Dataset items:
[BEGIN]
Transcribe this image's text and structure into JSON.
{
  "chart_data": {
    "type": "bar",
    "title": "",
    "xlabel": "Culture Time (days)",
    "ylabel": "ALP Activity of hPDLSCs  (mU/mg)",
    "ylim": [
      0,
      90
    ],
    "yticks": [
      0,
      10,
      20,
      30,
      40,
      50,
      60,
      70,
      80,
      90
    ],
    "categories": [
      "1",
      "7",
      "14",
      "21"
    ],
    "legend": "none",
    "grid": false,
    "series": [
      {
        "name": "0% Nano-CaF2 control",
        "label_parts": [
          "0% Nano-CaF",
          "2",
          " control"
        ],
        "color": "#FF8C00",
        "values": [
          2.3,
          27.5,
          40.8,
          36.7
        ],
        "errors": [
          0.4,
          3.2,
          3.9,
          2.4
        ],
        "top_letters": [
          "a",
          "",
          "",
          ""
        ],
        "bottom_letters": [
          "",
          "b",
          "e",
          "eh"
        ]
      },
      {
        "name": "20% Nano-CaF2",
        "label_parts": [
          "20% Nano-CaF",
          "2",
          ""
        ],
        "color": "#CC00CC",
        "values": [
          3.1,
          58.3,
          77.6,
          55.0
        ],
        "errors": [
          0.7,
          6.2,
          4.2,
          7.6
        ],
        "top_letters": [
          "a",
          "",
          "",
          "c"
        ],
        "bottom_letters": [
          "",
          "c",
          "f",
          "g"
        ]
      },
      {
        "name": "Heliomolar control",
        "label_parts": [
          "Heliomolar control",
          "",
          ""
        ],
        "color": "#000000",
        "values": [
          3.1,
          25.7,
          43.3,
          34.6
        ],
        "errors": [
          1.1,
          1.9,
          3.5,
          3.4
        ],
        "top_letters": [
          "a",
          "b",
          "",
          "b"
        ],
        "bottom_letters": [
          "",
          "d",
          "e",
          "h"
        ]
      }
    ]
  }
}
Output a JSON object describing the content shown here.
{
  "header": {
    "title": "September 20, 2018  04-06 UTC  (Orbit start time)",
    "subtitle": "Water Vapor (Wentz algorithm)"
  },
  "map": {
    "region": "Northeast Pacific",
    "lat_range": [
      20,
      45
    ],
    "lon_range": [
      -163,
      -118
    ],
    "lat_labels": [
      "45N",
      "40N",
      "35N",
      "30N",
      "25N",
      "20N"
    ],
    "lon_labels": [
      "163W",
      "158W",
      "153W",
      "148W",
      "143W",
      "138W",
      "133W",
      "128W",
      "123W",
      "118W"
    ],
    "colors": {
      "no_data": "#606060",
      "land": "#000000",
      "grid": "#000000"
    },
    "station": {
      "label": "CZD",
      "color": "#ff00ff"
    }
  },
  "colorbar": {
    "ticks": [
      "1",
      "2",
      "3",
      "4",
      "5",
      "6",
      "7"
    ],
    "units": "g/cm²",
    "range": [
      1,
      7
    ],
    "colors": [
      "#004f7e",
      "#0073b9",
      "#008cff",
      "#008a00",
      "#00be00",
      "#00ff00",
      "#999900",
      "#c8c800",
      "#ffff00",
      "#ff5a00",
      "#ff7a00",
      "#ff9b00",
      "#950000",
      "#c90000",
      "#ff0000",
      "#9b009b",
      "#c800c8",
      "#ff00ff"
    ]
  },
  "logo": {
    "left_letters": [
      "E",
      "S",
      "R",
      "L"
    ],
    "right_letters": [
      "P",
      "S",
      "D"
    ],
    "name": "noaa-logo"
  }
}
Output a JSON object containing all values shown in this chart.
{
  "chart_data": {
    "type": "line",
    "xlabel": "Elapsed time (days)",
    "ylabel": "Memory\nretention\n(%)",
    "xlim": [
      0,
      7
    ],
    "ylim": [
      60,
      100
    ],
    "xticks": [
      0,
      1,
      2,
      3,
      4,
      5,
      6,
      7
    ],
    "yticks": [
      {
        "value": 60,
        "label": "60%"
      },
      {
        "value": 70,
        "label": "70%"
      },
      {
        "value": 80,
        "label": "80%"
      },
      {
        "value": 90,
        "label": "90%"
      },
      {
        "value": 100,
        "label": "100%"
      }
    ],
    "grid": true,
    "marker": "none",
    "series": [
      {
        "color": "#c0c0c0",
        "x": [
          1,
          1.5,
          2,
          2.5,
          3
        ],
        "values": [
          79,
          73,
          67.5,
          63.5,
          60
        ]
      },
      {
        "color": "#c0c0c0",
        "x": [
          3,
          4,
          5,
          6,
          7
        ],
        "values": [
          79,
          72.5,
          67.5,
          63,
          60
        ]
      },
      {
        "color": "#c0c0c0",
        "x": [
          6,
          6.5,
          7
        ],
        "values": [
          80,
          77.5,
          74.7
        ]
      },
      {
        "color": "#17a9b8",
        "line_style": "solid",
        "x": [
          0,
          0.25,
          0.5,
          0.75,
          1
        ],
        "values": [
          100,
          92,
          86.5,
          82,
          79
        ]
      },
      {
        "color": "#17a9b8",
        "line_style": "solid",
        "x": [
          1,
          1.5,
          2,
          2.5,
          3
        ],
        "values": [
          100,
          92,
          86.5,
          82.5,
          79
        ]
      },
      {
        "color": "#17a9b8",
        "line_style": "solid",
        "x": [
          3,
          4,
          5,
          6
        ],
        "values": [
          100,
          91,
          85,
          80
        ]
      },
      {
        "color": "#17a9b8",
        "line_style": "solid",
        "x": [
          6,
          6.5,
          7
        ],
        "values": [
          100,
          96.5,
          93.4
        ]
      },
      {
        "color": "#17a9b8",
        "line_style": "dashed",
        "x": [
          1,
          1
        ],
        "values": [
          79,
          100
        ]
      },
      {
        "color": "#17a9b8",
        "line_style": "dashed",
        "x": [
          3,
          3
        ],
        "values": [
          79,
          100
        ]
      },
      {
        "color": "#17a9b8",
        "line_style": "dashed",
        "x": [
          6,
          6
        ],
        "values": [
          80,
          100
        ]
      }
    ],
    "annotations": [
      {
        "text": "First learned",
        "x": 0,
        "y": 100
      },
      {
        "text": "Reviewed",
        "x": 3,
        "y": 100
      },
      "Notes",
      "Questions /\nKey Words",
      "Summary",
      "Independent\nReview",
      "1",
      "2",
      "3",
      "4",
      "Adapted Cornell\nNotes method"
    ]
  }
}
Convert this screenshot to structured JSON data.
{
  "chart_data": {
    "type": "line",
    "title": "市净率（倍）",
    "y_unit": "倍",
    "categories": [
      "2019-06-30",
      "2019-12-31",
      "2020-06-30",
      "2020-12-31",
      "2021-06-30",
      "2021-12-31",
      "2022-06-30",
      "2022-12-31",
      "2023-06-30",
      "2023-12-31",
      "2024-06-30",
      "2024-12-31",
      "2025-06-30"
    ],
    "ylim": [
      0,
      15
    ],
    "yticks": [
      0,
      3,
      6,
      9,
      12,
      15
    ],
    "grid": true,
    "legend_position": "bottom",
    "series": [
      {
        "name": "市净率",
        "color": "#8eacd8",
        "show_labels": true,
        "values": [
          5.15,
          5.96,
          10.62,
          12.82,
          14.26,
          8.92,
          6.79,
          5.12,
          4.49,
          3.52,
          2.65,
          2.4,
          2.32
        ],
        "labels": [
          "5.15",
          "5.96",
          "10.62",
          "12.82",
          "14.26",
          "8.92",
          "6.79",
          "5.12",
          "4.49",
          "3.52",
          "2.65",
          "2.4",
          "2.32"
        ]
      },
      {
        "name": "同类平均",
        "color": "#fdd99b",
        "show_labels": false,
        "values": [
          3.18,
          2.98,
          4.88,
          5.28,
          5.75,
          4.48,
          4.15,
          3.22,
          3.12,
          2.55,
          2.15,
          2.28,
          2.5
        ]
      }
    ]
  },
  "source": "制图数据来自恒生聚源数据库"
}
[END]
## Exercise objective
Copy, from the material above, each line in which the string "grid" occurs.

## Result for this task
    "grid": false,
      "grid": "#000000"
    "grid": true,
    "grid": true,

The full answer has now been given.